_Available data_
• • • • •
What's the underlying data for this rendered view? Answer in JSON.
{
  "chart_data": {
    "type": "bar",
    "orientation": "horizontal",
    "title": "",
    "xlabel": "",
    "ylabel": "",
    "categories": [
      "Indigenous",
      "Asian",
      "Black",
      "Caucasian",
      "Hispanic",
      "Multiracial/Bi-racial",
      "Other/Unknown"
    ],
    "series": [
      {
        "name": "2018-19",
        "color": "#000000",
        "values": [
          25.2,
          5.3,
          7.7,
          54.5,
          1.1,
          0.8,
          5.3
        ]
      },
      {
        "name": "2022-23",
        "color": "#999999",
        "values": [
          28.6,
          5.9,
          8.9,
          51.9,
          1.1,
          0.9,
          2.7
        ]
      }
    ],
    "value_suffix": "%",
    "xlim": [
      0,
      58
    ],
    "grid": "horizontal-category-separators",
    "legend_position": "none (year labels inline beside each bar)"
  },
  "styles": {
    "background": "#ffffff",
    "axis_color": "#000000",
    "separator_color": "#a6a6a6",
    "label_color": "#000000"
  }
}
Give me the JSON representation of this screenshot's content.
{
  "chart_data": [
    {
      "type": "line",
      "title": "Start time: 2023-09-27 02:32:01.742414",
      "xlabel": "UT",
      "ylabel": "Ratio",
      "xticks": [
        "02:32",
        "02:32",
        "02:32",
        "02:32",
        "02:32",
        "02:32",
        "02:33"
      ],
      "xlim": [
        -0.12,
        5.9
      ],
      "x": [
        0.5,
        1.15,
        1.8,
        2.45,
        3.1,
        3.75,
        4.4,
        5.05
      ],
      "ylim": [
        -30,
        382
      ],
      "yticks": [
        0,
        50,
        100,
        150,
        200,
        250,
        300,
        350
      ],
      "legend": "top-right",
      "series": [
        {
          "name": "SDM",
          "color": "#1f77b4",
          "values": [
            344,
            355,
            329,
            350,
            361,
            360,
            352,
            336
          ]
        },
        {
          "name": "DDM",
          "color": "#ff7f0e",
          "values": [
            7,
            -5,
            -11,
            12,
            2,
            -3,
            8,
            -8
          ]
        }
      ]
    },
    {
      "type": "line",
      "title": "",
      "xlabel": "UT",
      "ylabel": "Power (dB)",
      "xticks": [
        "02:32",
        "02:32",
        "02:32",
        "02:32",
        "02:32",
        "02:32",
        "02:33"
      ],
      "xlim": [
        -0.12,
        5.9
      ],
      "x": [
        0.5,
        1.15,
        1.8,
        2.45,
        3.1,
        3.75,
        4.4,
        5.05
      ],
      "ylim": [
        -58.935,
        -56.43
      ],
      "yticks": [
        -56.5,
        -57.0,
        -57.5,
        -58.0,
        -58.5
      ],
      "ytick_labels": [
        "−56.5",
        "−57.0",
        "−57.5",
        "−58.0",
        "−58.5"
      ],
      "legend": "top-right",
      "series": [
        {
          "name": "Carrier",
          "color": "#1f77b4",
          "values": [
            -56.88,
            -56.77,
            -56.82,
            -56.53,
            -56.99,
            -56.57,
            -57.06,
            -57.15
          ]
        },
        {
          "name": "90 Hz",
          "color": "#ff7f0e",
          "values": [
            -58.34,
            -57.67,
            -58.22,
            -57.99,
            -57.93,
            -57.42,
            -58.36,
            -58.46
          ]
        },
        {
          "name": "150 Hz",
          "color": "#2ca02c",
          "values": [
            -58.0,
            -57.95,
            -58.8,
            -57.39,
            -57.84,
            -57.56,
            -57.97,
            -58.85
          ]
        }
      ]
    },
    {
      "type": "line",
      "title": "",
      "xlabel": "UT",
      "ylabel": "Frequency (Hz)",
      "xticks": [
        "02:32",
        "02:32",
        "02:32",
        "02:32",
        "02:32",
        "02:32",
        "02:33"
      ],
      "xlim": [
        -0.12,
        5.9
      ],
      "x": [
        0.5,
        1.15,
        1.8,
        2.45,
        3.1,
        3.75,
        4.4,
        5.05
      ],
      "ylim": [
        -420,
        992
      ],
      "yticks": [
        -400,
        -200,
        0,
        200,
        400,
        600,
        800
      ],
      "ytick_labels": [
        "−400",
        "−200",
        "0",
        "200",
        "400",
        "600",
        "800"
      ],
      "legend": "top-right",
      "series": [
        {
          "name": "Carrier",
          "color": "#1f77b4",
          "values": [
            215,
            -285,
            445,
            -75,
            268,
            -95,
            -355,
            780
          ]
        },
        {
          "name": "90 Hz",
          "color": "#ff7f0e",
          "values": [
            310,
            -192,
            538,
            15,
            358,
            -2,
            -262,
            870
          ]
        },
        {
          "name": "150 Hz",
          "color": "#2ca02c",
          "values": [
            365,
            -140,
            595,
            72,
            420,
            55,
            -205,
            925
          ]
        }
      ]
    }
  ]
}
• • • • •
_Given problem_
Find each line in the records holding the string "JSON" and show it.

_Output_
What's the underlying data for this rendered view? Answer in JSON.
Give me the JSON representation of this screenshot's content.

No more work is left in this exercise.